What you have to do -
Return the whole listing, keeping every character the same.

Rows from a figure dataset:

____________________

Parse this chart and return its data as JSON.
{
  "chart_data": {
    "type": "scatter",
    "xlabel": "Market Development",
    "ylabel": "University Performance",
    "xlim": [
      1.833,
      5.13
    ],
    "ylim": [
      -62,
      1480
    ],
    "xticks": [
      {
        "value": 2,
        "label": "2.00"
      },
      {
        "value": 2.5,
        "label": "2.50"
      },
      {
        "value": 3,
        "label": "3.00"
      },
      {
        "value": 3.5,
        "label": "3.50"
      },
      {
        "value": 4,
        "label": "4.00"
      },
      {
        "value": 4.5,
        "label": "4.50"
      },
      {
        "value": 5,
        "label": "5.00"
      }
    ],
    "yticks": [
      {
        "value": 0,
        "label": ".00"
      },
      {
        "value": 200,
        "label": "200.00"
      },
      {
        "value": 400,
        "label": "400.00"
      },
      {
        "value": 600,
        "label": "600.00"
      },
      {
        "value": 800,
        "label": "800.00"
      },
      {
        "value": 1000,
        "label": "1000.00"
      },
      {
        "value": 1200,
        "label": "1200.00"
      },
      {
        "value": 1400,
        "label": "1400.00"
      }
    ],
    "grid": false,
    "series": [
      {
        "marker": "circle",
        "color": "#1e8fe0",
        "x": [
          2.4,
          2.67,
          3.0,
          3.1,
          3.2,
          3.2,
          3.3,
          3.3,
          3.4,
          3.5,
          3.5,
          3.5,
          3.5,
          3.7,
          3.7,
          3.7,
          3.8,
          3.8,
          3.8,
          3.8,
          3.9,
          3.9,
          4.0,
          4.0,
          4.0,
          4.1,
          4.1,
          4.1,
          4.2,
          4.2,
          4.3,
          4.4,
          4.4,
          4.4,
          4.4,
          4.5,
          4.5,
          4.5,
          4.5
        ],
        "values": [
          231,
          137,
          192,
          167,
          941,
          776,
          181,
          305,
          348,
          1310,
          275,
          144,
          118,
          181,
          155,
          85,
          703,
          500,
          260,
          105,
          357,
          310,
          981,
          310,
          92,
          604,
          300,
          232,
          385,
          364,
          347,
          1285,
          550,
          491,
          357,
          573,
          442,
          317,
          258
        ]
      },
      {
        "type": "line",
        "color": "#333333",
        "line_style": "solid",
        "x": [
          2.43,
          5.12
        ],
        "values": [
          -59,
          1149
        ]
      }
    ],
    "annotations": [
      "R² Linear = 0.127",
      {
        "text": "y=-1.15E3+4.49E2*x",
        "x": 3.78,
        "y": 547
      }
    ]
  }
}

____________________

Answer for the task -
Parse this chart and return its data as JSON.
{
  "chart_data": {
    "type": "scatter",
    "xlabel": "Market Development",
    "ylabel": "University Performance",
    "xlim": [
      1.833,
      5.13
    ],
    "ylim": [
      -62,
      1480
    ],
    "xticks": [
      {
        "value": 2,
        "label": "2.00"
      },
      {
        "value": 2.5,
        "label": "2.50"
      },
      {
        "value": 3,
        "label": "3.00"
      },
      {
        "value": 3.5,
        "label": "3.50"
      },
      {
        "value": 4,
        "label": "4.00"
      },
      {
        "value": 4.5,
        "label": "4.50"
      },
      {
        "value": 5,
        "label": "5.00"
      }
    ],
    "yticks": [
      {
        "value": 0,
        "label": ".00"
      },
      {
        "value": 200,
        "label": "200.00"
      },
      {
        "value": 400,
        "label": "400.00"
      },
      {
        "value": 600,
        "label": "600.00"
      },
      {
        "value": 800,
        "label": "800.00"
      },
      {
        "value": 1000,
        "label": "1000.00"
      },
      {
        "value": 1200,
        "label": "1200.00"
      },
      {
        "value": 1400,
        "label": "1400.00"
      }
    ],
    "grid": false,
    "series": [
      {
        "marker": "circle",
        "color": "#1e8fe0",
        "x": [
          2.4,
          2.67,
          3.0,
          3.1,
          3.2,
          3.2,
          3.3,
          3.3,
          3.4,
          3.5,
          3.5,
          3.5,
          3.5,
          3.7,
          3.7,
          3.7,
          3.8,
          3.8,
          3.8,
          3.8,
          3.9,
          3.9,
          4.0,
          4.0,
          4.0,
          4.1,
          4.1,
          4.1,
          4.2,
          4.2,
          4.3,
          4.4,
          4.4,
          4.4,
          4.4,
          4.5,
          4.5,
          4.5,
          4.5
        ],
        "values": [
          231,
          137,
          192,
          167,
          941,
          776,
          181,
          305,
          348,
          1310,
          275,
          144,
          118,
          181,
          155,
          85,
          703,
          500,
          260,
          105,
          357,
          310,
          981,
          310,
          92,
          604,
          300,
          232,
          385,
          364,
          347,
          1285,
          550,
          491,
          357,
          573,
          442,
          317,
          258
        ]
      },
      {
        "type": "line",
        "color": "#333333",
        "line_style": "solid",
        "x": [
          2.43,
          5.12
        ],
        "values": [
          -59,
          1149
        ]
      }
    ],
    "annotations": [
      "R² Linear = 0.127",
      {
        "text": "y=-1.15E3+4.49E2*x",
        "x": 3.78,
        "y": 547
      }
    ]
  }
}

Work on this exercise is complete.